WHAT IS REQUIRED
Please copy out every line of the material below verbatim, changing nothing.

SUPPLIED DATA
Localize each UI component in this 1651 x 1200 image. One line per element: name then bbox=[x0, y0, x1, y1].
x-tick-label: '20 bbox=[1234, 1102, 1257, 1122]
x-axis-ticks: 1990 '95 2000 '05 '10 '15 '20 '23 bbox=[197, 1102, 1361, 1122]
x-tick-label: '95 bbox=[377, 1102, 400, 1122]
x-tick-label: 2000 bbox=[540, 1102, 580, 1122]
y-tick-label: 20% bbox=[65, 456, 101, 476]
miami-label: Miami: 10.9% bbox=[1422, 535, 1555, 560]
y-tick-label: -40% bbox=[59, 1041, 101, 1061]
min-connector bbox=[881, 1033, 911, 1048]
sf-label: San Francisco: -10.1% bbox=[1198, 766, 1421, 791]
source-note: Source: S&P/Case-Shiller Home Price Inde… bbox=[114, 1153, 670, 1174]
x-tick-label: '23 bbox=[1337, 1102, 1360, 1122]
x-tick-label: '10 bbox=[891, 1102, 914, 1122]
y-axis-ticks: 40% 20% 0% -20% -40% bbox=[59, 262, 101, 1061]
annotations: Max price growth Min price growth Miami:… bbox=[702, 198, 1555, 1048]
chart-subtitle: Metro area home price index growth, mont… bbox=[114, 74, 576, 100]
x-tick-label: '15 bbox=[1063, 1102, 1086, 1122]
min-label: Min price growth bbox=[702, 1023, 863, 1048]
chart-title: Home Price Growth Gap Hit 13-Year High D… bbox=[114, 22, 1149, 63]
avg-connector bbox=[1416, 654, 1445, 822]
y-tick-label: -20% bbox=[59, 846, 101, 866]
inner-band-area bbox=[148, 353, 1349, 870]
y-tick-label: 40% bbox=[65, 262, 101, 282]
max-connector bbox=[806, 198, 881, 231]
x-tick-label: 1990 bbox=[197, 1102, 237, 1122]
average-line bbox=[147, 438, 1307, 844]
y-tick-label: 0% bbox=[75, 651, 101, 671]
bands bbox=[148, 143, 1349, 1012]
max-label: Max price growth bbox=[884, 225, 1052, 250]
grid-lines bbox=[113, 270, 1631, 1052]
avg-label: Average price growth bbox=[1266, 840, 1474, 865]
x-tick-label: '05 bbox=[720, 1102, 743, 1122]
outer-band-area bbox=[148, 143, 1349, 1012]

EXPECTED ANSWER
Localize each UI component in this 1651 x 1200 image. One line per element: name then bbox=[x0, y0, x1, y1].
x-tick-label: '20 bbox=[1234, 1102, 1257, 1122]
x-axis-ticks: 1990 '95 2000 '05 '10 '15 '20 '23 bbox=[197, 1102, 1361, 1122]
x-tick-label: '95 bbox=[377, 1102, 400, 1122]
x-tick-label: 2000 bbox=[540, 1102, 580, 1122]
y-tick-label: 20% bbox=[65, 456, 101, 476]
miami-label: Miami: 10.9% bbox=[1422, 535, 1555, 560]
y-tick-label: -40% bbox=[59, 1041, 101, 1061]
min-connector bbox=[881, 1033, 911, 1048]
sf-label: San Francisco: -10.1% bbox=[1198, 766, 1421, 791]
source-note: Source: S&P/Case-Shiller Home Price Inde… bbox=[114, 1153, 670, 1174]
x-tick-label: '23 bbox=[1337, 1102, 1360, 1122]
x-tick-label: '10 bbox=[891, 1102, 914, 1122]
y-axis-ticks: 40% 20% 0% -20% -40% bbox=[59, 262, 101, 1061]
annotations: Max price growth Min price growth Miami:… bbox=[702, 198, 1555, 1048]
chart-subtitle: Metro area home price index growth, mont… bbox=[114, 74, 576, 100]
x-tick-label: '15 bbox=[1063, 1102, 1086, 1122]
min-label: Min price growth bbox=[702, 1023, 863, 1048]
chart-title: Home Price Growth Gap Hit 13-Year High D… bbox=[114, 22, 1149, 63]
avg-connector bbox=[1416, 654, 1445, 822]
y-tick-label: -20% bbox=[59, 846, 101, 866]
inner-band-area bbox=[148, 353, 1349, 870]
y-tick-label: 40% bbox=[65, 262, 101, 282]
max-connector bbox=[806, 198, 881, 231]
x-tick-label: 1990 bbox=[197, 1102, 237, 1122]
average-line bbox=[147, 438, 1307, 844]
y-tick-label: 0% bbox=[75, 651, 101, 671]
bands bbox=[148, 143, 1349, 1012]
max-label: Max price growth bbox=[884, 225, 1052, 250]
grid-lines bbox=[113, 270, 1631, 1052]
avg-label: Average price growth bbox=[1266, 840, 1474, 865]
x-tick-label: '05 bbox=[720, 1102, 743, 1122]
outer-band-area bbox=[148, 143, 1349, 1012]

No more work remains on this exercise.